[Dataset items]
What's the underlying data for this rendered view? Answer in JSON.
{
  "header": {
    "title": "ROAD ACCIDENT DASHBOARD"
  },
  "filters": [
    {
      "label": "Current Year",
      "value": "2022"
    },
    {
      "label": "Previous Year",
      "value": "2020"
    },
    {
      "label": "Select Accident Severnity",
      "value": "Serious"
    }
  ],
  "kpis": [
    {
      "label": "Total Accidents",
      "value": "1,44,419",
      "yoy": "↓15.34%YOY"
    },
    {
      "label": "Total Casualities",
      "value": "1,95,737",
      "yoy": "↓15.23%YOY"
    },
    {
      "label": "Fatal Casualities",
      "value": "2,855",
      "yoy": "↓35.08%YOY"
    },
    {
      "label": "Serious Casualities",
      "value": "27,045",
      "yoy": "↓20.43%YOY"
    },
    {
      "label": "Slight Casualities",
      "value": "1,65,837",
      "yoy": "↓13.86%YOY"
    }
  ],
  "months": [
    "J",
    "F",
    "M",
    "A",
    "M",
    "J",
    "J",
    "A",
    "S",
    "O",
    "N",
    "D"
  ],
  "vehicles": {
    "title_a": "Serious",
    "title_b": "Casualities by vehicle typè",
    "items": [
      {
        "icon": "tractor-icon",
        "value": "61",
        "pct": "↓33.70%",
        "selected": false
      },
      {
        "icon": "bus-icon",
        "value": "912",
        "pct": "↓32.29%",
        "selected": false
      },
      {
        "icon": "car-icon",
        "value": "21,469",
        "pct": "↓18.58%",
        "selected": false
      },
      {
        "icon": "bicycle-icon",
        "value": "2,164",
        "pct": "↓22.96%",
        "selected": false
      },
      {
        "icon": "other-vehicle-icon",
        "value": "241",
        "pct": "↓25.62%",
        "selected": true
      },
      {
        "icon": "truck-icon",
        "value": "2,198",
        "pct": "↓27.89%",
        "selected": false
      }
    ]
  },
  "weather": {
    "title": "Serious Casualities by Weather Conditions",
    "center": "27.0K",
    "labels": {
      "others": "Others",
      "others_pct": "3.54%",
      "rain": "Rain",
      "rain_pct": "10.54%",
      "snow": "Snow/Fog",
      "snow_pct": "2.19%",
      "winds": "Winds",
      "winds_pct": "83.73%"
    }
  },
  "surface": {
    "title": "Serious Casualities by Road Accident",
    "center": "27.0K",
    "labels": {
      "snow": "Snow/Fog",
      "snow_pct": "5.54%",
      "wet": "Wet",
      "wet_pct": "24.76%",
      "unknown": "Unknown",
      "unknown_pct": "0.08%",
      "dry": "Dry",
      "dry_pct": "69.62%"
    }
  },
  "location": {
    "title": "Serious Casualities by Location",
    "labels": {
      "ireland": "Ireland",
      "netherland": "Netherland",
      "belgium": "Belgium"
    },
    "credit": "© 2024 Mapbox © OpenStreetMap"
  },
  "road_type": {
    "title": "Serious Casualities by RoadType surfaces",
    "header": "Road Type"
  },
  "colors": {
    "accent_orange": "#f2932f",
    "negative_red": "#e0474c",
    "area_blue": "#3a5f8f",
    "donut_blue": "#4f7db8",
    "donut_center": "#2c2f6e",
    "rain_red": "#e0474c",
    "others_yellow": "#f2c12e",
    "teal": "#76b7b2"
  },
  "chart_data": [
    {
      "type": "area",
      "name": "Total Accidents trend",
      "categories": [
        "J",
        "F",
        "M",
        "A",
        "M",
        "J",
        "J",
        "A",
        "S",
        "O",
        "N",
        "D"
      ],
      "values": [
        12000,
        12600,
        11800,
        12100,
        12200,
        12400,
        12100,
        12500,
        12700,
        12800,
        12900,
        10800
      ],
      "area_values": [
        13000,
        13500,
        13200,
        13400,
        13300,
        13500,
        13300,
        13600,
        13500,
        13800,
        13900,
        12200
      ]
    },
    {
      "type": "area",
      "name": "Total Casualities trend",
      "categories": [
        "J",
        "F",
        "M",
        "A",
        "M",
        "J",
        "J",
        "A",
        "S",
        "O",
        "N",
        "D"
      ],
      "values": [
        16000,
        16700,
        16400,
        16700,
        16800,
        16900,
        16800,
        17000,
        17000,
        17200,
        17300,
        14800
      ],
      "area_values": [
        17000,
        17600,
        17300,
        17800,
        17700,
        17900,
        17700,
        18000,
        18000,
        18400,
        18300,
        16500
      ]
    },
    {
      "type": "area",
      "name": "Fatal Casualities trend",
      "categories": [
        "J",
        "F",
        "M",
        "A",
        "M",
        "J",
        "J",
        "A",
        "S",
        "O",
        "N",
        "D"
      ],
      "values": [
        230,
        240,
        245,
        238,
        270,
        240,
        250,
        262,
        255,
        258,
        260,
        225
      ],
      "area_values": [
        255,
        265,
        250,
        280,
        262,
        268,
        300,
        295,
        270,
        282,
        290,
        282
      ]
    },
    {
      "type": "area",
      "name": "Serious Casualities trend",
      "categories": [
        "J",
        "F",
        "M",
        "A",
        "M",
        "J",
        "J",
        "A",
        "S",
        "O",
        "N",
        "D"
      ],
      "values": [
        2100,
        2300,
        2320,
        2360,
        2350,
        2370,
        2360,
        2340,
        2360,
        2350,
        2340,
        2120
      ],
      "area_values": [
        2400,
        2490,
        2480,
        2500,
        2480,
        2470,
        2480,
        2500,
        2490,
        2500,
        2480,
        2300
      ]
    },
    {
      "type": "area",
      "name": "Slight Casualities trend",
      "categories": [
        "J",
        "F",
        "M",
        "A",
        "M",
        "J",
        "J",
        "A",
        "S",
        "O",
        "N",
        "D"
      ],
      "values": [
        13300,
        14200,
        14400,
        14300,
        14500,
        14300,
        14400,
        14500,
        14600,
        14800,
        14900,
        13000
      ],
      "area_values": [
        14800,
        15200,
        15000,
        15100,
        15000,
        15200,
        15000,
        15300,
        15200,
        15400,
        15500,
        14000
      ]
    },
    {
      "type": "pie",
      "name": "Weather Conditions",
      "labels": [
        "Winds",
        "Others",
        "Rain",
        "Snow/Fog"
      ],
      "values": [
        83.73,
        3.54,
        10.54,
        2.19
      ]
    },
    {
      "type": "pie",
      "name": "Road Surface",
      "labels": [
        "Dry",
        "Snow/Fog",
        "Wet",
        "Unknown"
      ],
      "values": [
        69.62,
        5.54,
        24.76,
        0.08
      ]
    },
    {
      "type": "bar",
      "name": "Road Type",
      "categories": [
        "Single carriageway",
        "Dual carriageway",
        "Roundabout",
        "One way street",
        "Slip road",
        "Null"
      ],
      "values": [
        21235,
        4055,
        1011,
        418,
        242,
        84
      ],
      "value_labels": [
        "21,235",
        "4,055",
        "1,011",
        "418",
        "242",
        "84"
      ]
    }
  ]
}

#### [Stated exercise]
Quote all of the entries exactly as they appear.

#### [Result]
What's the underlying data for this rendered view? Answer in JSON.
{
  "header": {
    "title": "ROAD ACCIDENT DASHBOARD"
  },
  "filters": [
    {
      "label": "Current Year",
      "value": "2022"
    },
    {
      "label": "Previous Year",
      "value": "2020"
    },
    {
      "label": "Select Accident Severnity",
      "value": "Serious"
    }
  ],
  "kpis": [
    {
      "label": "Total Accidents",
      "value": "1,44,419",
      "yoy": "↓15.34%YOY"
    },
    {
      "label": "Total Casualities",
      "value": "1,95,737",
      "yoy": "↓15.23%YOY"
    },
    {
      "label": "Fatal Casualities",
      "value": "2,855",
      "yoy": "↓35.08%YOY"
    },
    {
      "label": "Serious Casualities",
      "value": "27,045",
      "yoy": "↓20.43%YOY"
    },
    {
      "label": "Slight Casualities",
      "value": "1,65,837",
      "yoy": "↓13.86%YOY"
    }
  ],
  "months": [
    "J",
    "F",
    "M",
    "A",
    "M",
    "J",
    "J",
    "A",
    "S",
    "O",
    "N",
    "D"
  ],
  "vehicles": {
    "title_a": "Serious",
    "title_b": "Casualities by vehicle typè",
    "items": [
      {
        "icon": "tractor-icon",
        "value": "61",
        "pct": "↓33.70%",
        "selected": false
      },
      {
        "icon": "bus-icon",
        "value": "912",
        "pct": "↓32.29%",
        "selected": false
      },
      {
        "icon": "car-icon",
        "value": "21,469",
        "pct": "↓18.58%",
        "selected": false
      },
      {
        "icon": "bicycle-icon",
        "value": "2,164",
        "pct": "↓22.96%",
        "selected": false
      },
      {
        "icon": "other-vehicle-icon",
        "value": "241",
        "pct": "↓25.62%",
        "selected": true
      },
      {
        "icon": "truck-icon",
        "value": "2,198",
        "pct": "↓27.89%",
        "selected": false
      }
    ]
  },
  "weather": {
    "title": "Serious Casualities by Weather Conditions",
    "center": "27.0K",
    "labels": {
      "others": "Others",
      "others_pct": "3.54%",
      "rain": "Rain",
      "rain_pct": "10.54%",
      "snow": "Snow/Fog",
      "snow_pct": "2.19%",
      "winds": "Winds",
      "winds_pct": "83.73%"
    }
  },
  "surface": {
    "title": "Serious Casualities by Road Accident",
    "center": "27.0K",
    "labels": {
      "snow": "Snow/Fog",
      "snow_pct": "5.54%",
      "wet": "Wet",
      "wet_pct": "24.76%",
      "unknown": "Unknown",
      "unknown_pct": "0.08%",
      "dry": "Dry",
      "dry_pct": "69.62%"
    }
  },
  "location": {
    "title": "Serious Casualities by Location",
    "labels": {
      "ireland": "Ireland",
      "netherland": "Netherland",
      "belgium": "Belgium"
    },
    "credit": "© 2024 Mapbox © OpenStreetMap"
  },
  "road_type": {
    "title": "Serious Casualities by RoadType surfaces",
    "header": "Road Type"
  },
  "colors": {
    "accent_orange": "#f2932f",
    "negative_red": "#e0474c",
    "area_blue": "#3a5f8f",
    "donut_blue": "#4f7db8",
    "donut_center": "#2c2f6e",
    "rain_red": "#e0474c",
    "others_yellow": "#f2c12e",
    "teal": "#76b7b2"
  },
  "chart_data": [
    {
      "type": "area",
      "name": "Total Accidents trend",
      "categories": [
        "J",
        "F",
        "M",
        "A",
        "M",
        "J",
        "J",
        "A",
        "S",
        "O",
        "N",
        "D"
      ],
      "values": [
        12000,
        12600,
        11800,
        12100,
        12200,
        12400,
        12100,
        12500,
        12700,
        12800,
        12900,
        10800
      ],
      "area_values": [
        13000,
        13500,
        13200,
        13400,
        13300,
        13500,
        13300,
        13600,
        13500,
        13800,
        13900,
        12200
      ]
    },
    {
      "type": "area",
      "name": "Total Casualities trend",
      "categories": [
        "J",
        "F",
        "M",
        "A",
        "M",
        "J",
        "J",
        "A",
        "S",
        "O",
        "N",
        "D"
      ],
      "values": [
        16000,
        16700,
        16400,
        16700,
        16800,
        16900,
        16800,
        17000,
        17000,
        17200,
        17300,
        14800
      ],
      "area_values": [
        17000,
        17600,
        17300,
        17800,
        17700,
        17900,
        17700,
        18000,
        18000,
        18400,
        18300,
        16500
      ]
    },
    {
      "type": "area",
      "name": "Fatal Casualities trend",
      "categories": [
        "J",
        "F",
        "M",
        "A",
        "M",
        "J",
        "J",
        "A",
        "S",
        "O",
        "N",
        "D"
      ],
      "values": [
        230,
        240,
        245,
        238,
        270,
        240,
        250,
        262,
        255,
        258,
        260,
        225
      ],
      "area_values": [
        255,
        265,
        250,
        280,
        262,
        268,
        300,
        295,
        270,
        282,
        290,
        282
      ]
    },
    {
      "type": "area",
      "name": "Serious Casualities trend",
      "categories": [
        "J",
        "F",
        "M",
        "A",
        "M",
        "J",
        "J",
        "A",
        "S",
        "O",
        "N",
        "D"
      ],
      "values": [
        2100,
        2300,
        2320,
        2360,
        2350,
        2370,
        2360,
        2340,
        2360,
        2350,
        2340,
        2120
      ],
      "area_values": [
        2400,
        2490,
        2480,
        2500,
        2480,
        2470,
        2480,
        2500,
        2490,
        2500,
        2480,
        2300
      ]
    },
    {
      "type": "area",
      "name": "Slight Casualities trend",
      "categories": [
        "J",
        "F",
        "M",
        "A",
        "M",
        "J",
        "J",
        "A",
        "S",
        "O",
        "N",
        "D"
      ],
      "values": [
        13300,
        14200,
        14400,
        14300,
        14500,
        14300,
        14400,
        14500,
        14600,
        14800,
        14900,
        13000
      ],
      "area_values": [
        14800,
        15200,
        15000,
        15100,
        15000,
        15200,
        15000,
        15300,
        15200,
        15400,
        15500,
        14000
      ]
    },
    {
      "type": "pie",
      "name": "Weather Conditions",
      "labels": [
        "Winds",
        "Others",
        "Rain",
        "Snow/Fog"
      ],
      "values": [
        83.73,
        3.54,
        10.54,
        2.19
      ]
    },
    {
      "type": "pie",
      "name": "Road Surface",
      "labels": [
        "Dry",
        "Snow/Fog",
        "Wet",
        "Unknown"
      ],
      "values": [
        69.62,
        5.54,
        24.76,
        0.08
      ]
    },
    {
      "type": "bar",
      "name": "Road Type",
      "categories": [
        "Single carriageway",
        "Dual carriageway",
        "Roundabout",
        "One way street",
        "Slip road",
        "Null"
      ],
      "values": [
        21235,
        4055,
        1011,
        418,
        242,
        84
      ],
      "value_labels": [
        "21,235",
        "4,055",
        "1,011",
        "418",
        "242",
        "84"
      ]
    }
  ]
}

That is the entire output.